▶ _Exercise description_
Look for "index" in the listing below. Gather each line that contains it.

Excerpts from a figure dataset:
▼
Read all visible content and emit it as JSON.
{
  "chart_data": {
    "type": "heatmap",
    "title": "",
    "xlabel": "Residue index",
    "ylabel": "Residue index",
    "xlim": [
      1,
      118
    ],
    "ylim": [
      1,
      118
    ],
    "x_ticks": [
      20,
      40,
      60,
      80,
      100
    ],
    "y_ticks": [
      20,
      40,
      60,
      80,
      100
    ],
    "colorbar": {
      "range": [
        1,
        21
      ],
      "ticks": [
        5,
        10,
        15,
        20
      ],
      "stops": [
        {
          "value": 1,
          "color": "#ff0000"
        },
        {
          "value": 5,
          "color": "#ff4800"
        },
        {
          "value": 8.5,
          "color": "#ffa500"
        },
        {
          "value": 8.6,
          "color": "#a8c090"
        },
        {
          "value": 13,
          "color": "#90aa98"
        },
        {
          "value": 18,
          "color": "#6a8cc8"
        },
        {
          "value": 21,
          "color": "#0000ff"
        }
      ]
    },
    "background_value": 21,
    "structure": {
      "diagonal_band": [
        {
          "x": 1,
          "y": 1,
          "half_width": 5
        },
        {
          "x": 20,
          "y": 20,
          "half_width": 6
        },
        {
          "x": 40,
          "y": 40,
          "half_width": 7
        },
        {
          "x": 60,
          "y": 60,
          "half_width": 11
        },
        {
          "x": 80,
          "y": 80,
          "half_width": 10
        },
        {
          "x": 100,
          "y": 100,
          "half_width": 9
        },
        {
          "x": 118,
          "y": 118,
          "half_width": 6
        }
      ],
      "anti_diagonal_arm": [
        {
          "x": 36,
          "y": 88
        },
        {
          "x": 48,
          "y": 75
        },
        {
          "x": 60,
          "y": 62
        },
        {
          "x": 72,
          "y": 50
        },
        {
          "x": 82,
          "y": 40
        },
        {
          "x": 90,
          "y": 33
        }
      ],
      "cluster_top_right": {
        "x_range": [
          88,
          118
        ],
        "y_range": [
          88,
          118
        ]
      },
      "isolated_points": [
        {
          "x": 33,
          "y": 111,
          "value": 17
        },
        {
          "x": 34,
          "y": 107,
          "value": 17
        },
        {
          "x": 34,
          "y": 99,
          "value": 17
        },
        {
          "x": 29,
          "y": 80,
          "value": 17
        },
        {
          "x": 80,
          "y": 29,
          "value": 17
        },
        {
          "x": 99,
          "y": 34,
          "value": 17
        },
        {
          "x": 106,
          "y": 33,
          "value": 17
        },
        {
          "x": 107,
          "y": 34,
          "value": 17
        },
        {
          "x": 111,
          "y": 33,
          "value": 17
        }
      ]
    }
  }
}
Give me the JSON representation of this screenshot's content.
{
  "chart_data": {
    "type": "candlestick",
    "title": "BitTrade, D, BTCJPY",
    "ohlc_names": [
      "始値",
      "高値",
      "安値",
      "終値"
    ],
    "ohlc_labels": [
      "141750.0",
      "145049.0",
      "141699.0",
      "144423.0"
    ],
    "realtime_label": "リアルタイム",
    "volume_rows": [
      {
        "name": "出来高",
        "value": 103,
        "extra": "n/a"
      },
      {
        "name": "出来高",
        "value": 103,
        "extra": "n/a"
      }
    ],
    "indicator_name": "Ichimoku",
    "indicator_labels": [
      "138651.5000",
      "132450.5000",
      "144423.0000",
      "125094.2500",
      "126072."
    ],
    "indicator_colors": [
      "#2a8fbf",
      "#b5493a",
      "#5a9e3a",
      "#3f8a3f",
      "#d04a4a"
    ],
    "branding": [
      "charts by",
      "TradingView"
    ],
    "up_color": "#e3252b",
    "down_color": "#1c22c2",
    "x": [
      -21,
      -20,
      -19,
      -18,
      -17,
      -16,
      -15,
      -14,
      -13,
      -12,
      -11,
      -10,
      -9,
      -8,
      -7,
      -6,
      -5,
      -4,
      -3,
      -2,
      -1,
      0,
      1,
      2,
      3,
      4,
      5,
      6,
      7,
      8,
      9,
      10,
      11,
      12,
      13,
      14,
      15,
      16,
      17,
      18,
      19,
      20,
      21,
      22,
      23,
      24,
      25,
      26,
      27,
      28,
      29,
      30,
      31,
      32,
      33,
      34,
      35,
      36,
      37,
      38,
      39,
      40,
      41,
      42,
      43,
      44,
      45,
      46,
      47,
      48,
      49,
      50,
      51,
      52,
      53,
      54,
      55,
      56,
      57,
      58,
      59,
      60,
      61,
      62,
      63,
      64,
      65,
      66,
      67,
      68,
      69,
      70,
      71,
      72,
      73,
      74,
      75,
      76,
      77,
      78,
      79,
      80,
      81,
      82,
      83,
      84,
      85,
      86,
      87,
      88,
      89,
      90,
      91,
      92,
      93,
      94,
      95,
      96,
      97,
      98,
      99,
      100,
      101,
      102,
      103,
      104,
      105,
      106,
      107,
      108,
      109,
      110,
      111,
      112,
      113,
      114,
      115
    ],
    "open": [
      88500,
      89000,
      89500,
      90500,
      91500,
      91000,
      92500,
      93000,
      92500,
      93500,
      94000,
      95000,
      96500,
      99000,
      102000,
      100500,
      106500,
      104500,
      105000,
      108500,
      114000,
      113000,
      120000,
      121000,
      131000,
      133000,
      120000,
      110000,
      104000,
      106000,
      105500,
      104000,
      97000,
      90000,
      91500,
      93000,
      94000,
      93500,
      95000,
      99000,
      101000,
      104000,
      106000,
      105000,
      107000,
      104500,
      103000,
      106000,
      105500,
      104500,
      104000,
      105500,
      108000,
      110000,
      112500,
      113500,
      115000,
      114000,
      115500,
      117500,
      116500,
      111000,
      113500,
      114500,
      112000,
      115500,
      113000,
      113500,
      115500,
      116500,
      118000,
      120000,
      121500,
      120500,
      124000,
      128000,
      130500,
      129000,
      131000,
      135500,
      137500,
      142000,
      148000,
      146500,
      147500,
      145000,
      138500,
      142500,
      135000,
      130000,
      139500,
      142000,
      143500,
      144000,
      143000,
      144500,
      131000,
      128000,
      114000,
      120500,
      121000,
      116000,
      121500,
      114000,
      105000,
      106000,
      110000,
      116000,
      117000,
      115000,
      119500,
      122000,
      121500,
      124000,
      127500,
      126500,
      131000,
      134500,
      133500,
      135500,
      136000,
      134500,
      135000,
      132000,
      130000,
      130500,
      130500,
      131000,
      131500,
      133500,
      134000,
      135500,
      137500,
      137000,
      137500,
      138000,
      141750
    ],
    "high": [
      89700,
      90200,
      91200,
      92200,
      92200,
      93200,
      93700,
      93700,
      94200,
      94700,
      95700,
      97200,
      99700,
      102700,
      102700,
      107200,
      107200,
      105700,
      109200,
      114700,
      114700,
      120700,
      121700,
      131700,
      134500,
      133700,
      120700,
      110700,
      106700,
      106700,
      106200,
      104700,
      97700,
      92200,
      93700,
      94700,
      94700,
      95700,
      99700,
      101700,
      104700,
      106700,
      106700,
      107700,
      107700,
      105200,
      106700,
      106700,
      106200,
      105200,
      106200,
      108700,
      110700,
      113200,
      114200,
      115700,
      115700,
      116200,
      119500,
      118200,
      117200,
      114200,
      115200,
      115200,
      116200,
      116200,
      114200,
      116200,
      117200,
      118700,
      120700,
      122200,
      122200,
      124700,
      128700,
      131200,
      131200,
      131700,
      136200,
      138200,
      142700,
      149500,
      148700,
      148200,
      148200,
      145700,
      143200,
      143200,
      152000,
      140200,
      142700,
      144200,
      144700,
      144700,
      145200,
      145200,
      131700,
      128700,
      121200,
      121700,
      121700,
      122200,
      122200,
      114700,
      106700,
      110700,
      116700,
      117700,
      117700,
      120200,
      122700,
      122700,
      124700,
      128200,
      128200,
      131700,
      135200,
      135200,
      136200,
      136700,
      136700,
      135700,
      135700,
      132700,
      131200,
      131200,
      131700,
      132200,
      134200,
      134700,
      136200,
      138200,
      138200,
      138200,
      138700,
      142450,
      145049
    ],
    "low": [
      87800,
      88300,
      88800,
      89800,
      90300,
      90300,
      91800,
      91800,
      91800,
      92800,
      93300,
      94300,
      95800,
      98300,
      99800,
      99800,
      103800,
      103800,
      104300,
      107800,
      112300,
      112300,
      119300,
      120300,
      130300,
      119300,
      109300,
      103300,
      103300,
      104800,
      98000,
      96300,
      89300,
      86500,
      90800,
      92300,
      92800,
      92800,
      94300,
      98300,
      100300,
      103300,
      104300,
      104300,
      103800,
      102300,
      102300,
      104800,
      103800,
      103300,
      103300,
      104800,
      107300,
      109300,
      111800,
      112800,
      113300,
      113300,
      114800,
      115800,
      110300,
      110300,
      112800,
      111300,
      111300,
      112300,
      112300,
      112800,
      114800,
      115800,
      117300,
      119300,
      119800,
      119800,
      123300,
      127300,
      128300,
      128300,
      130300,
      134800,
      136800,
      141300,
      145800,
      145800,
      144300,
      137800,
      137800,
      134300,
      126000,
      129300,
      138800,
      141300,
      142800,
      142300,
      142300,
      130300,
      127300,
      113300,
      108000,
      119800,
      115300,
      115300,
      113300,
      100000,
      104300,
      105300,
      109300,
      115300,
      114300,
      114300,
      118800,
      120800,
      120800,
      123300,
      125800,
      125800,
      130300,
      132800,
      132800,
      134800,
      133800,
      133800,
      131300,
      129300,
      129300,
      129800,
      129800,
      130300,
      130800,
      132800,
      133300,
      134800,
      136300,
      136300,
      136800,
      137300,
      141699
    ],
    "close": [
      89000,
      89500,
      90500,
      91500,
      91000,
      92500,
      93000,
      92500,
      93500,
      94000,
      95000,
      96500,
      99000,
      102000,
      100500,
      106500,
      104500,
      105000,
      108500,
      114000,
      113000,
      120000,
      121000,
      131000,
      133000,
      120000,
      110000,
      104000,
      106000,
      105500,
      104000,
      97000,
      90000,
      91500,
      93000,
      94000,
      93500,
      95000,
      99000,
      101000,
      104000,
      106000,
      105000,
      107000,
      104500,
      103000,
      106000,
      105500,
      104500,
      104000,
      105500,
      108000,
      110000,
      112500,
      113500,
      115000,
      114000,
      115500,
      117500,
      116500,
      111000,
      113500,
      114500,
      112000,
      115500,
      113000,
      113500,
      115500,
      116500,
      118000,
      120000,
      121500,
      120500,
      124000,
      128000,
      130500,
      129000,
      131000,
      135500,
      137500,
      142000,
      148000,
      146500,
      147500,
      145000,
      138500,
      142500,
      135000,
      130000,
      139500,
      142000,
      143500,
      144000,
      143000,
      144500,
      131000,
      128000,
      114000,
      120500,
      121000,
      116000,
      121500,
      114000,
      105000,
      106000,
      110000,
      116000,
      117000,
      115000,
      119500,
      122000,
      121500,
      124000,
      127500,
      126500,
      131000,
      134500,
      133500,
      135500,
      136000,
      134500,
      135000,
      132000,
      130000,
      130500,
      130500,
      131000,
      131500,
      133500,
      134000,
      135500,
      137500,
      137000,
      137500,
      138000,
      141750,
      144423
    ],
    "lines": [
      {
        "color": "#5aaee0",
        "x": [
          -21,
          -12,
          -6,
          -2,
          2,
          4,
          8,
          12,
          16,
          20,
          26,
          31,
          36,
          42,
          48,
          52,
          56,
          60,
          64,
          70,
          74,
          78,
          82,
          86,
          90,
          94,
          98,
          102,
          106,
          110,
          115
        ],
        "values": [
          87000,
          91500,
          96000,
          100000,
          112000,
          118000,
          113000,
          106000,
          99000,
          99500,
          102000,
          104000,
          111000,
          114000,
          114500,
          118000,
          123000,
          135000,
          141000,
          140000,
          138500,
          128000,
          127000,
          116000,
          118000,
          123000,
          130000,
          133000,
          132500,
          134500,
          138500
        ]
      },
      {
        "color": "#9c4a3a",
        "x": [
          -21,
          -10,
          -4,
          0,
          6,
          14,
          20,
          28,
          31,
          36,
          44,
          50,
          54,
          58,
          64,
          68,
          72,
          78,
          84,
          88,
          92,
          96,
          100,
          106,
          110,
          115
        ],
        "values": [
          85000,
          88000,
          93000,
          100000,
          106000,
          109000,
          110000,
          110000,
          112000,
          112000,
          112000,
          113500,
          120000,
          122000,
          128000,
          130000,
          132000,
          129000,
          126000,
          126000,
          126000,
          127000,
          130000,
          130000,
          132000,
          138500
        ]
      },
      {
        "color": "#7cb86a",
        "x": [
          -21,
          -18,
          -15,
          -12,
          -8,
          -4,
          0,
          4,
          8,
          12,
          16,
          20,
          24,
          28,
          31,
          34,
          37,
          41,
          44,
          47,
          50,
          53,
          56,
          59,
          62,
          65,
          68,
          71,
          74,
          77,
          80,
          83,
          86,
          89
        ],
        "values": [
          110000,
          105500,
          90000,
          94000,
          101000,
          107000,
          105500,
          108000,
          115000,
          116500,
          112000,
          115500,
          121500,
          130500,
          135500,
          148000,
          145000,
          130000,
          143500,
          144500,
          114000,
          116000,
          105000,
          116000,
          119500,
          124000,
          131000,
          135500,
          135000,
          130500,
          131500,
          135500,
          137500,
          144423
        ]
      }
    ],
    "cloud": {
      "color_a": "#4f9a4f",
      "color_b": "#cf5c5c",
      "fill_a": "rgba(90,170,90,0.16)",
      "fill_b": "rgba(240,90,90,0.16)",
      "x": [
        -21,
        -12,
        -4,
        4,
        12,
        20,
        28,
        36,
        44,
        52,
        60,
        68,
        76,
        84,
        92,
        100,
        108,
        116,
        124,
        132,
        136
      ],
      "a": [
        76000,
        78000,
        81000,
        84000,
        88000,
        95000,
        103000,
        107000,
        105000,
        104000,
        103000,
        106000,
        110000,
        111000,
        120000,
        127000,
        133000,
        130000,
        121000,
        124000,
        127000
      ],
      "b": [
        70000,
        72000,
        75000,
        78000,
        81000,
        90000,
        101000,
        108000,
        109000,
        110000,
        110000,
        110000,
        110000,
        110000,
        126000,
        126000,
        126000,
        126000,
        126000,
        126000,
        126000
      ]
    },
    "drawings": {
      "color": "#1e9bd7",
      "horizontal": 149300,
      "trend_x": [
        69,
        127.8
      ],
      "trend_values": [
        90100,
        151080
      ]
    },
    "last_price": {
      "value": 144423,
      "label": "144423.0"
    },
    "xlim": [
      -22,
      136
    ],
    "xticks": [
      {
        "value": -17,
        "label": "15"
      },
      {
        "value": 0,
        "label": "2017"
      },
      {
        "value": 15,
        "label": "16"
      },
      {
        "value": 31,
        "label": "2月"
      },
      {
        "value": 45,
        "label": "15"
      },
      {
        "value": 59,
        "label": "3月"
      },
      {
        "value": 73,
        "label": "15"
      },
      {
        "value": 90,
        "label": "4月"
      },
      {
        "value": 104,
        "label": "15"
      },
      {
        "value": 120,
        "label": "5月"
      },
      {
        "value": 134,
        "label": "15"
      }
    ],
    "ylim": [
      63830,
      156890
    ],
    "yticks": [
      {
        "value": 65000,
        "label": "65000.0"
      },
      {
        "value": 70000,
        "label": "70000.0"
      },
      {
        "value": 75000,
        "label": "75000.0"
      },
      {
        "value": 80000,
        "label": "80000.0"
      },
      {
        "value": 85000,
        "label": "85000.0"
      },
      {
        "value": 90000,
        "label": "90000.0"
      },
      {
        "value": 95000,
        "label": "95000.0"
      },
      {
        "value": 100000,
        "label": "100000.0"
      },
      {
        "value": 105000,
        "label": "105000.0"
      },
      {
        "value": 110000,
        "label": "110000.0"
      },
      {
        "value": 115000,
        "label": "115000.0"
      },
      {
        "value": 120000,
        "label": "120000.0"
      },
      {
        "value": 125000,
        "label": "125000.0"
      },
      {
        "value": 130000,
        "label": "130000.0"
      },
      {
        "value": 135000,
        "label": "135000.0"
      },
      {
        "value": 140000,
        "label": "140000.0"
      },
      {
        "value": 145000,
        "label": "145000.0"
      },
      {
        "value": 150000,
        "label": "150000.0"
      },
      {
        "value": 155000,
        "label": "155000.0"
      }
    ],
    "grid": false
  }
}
▲
▶ _Answer to this exercise_
    "xlabel": "Residue index",
    "ylabel": "Residue index",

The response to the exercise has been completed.